Set down the material below in full, matching it exactly.

--- Records provided ---

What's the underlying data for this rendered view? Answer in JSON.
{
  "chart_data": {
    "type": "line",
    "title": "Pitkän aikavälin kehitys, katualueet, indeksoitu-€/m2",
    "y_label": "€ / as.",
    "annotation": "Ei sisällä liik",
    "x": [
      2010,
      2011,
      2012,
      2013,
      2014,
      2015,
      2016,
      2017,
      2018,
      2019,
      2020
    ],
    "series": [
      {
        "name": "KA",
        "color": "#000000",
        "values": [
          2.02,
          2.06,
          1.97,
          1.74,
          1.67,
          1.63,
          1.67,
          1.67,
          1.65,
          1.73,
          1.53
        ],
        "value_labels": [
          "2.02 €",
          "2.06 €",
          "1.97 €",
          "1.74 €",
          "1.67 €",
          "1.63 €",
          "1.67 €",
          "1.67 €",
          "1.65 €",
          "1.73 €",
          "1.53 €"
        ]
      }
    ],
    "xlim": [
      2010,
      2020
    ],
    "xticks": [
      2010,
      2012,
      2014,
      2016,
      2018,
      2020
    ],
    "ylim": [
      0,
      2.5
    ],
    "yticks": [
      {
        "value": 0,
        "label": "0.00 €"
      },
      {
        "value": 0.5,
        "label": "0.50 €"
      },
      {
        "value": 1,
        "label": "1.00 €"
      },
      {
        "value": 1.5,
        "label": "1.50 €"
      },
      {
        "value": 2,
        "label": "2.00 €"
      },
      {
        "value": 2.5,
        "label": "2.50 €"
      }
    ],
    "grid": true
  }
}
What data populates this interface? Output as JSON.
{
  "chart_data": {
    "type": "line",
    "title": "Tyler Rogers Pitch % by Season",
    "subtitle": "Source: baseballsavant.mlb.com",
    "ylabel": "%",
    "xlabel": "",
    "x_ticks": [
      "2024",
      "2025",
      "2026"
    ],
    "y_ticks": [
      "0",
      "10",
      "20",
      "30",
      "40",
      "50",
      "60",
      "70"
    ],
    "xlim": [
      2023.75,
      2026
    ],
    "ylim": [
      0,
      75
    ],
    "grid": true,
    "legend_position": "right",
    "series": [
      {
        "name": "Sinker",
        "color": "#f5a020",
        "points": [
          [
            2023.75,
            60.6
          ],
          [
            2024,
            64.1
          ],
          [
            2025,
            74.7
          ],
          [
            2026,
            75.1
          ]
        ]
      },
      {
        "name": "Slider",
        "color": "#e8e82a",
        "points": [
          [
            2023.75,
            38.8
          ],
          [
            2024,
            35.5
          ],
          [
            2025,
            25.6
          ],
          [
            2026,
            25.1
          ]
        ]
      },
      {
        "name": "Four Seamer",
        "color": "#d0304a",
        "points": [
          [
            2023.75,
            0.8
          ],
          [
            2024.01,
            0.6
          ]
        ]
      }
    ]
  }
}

---

The answer:
What's the underlying data for this rendered view? Answer in JSON.
{
  "chart_data": {
    "type": "line",
    "title": "Pitkän aikavälin kehitys, katualueet, indeksoitu-€/m2",
    "y_label": "€ / as.",
    "annotation": "Ei sisällä liik",
    "x": [
      2010,
      2011,
      2012,
      2013,
      2014,
      2015,
      2016,
      2017,
      2018,
      2019,
      2020
    ],
    "series": [
      {
        "name": "KA",
        "color": "#000000",
        "values": [
          2.02,
          2.06,
          1.97,
          1.74,
          1.67,
          1.63,
          1.67,
          1.67,
          1.65,
          1.73,
          1.53
        ],
        "value_labels": [
          "2.02 €",
          "2.06 €",
          "1.97 €",
          "1.74 €",
          "1.67 €",
          "1.63 €",
          "1.67 €",
          "1.67 €",
          "1.65 €",
          "1.73 €",
          "1.53 €"
        ]
      }
    ],
    "xlim": [
      2010,
      2020
    ],
    "xticks": [
      2010,
      2012,
      2014,
      2016,
      2018,
      2020
    ],
    "ylim": [
      0,
      2.5
    ],
    "yticks": [
      {
        "value": 0,
        "label": "0.00 €"
      },
      {
        "value": 0.5,
        "label": "0.50 €"
      },
      {
        "value": 1,
        "label": "1.00 €"
      },
      {
        "value": 1.5,
        "label": "1.50 €"
      },
      {
        "value": 2,
        "label": "2.00 €"
      },
      {
        "value": 2.5,
        "label": "2.50 €"
      }
    ],
    "grid": true
  }
}
What data populates this interface? Output as JSON.
{
  "chart_data": {
    "type": "line",
    "title": "Tyler Rogers Pitch % by Season",
    "subtitle": "Source: baseballsavant.mlb.com",
    "ylabel": "%",
    "xlabel": "",
    "x_ticks": [
      "2024",
      "2025",
      "2026"
    ],
    "y_ticks": [
      "0",
      "10",
      "20",
      "30",
      "40",
      "50",
      "60",
      "70"
    ],
    "xlim": [
      2023.75,
      2026
    ],
    "ylim": [
      0,
      75
    ],
    "grid": true,
    "legend_position": "right",
    "series": [
      {
        "name": "Sinker",
        "color": "#f5a020",
        "points": [
          [
            2023.75,
            60.6
          ],
          [
            2024,
            64.1
          ],
          [
            2025,
            74.7
          ],
          [
            2026,
            75.1
          ]
        ]
      },
      {
        "name": "Slider",
        "color": "#e8e82a",
        "points": [
          [
            2023.75,
            38.8
          ],
          [
            2024,
            35.5
          ],
          [
            2025,
            25.6
          ],
          [
            2026,
            25.1
          ]
        ]
      },
      {
        "name": "Four Seamer",
        "color": "#d0304a",
        "points": [
          [
            2023.75,
            0.8
          ],
          [
            2024.01,
            0.6
          ]
        ]
      }
    ]
  }
}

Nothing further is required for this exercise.